**Description of the task**:
Each entry needs to be restated exactly as written.

**Data supplied**:
-------

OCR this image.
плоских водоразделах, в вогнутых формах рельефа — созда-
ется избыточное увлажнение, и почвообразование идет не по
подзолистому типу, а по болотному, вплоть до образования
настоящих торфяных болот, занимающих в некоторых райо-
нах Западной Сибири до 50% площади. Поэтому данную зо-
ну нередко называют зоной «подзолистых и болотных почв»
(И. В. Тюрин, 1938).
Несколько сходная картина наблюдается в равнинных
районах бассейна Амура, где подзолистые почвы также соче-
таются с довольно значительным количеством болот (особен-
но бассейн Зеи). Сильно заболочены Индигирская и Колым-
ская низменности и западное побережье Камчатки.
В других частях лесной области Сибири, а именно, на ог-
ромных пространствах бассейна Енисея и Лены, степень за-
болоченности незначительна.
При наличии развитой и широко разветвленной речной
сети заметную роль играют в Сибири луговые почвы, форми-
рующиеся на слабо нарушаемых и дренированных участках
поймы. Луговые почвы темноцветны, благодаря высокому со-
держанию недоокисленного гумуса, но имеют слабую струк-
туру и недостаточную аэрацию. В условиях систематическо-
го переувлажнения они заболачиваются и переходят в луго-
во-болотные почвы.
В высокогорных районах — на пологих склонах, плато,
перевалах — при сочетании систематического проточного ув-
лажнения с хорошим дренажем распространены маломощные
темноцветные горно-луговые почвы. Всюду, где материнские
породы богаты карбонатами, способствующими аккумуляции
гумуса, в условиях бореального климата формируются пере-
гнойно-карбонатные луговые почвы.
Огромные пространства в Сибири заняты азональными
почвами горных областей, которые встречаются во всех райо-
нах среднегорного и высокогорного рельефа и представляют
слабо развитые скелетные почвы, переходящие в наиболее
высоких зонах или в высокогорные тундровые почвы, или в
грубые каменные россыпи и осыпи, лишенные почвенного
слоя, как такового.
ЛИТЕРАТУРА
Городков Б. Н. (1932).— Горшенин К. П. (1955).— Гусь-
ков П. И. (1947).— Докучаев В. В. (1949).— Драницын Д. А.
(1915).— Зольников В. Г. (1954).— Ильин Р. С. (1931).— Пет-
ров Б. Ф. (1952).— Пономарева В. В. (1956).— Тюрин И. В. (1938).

-------

**Written response**:
OCR this image.
плоских водоразделах, в вогнутых формах рельефа — созда-
ется избыточное увлажнение, и почвообразование идет не по
подзолистому типу, а по болотному, вплоть до образования
настоящих торфяных болот, занимающих в некоторых райо-
нах Западной Сибири до 50% площади. Поэтому данную зо-
ну нередко называют зоной «подзолистых и болотных почв»
(И. В. Тюрин, 1938).
Несколько сходная картина наблюдается в равнинных
районах бассейна Амура, где подзолистые почвы также соче-
таются с довольно значительным количеством болот (особен-
но бассейн Зеи). Сильно заболочены Индигирская и Колым-
ская низменности и западное побережье Камчатки.
В других частях лесной области Сибири, а именно, на ог-
ромных пространствах бассейна Енисея и Лены, степень за-
болоченности незначительна.
При наличии развитой и широко разветвленной речной
сети заметную роль играют в Сибири луговые почвы, форми-
рующиеся на слабо нарушаемых и дренированных участках
поймы. Луговые почвы темноцветны, благодаря высокому со-
держанию недоокисленного гумуса, но имеют слабую струк-
туру и недостаточную аэрацию. В условиях систематическо-
го переувлажнения они заболачиваются и переходят в луго-
во-болотные почвы.
В высокогорных районах — на пологих склонах, плато,
перевалах — при сочетании систематического проточного ув-
лажнения с хорошим дренажем распространены маломощные
темноцветные горно-луговые почвы. Всюду, где материнские
породы богаты карбонатами, способствующими аккумуляции
гумуса, в условиях бореального климата формируются пере-
гнойно-карбонатные луговые почвы.
Огромные пространства в Сибири заняты азональными
почвами горных областей, которые встречаются во всех райо-
нах среднегорного и высокогорного рельефа и представляют
слабо развитые скелетные почвы, переходящие в наиболее
высоких зонах или в высокогорные тундровые почвы, или в
грубые каменные россыпи и осыпи, лишенные почвенного
слоя, как такового.
ЛИТЕРАТУРА
Городков Б. Н. (1932).— Горшенин К. П. (1955).— Гусь-
ков П. И. (1947).— Докучаев В. В. (1949).— Драницын Д. А.
(1915).— Зольников В. Г. (1954).— Ильин Р. С. (1931).— Пет-
ров Б. Ф. (1952).— Пономарева В. В. (1956).— Тюрин И. В. (1938).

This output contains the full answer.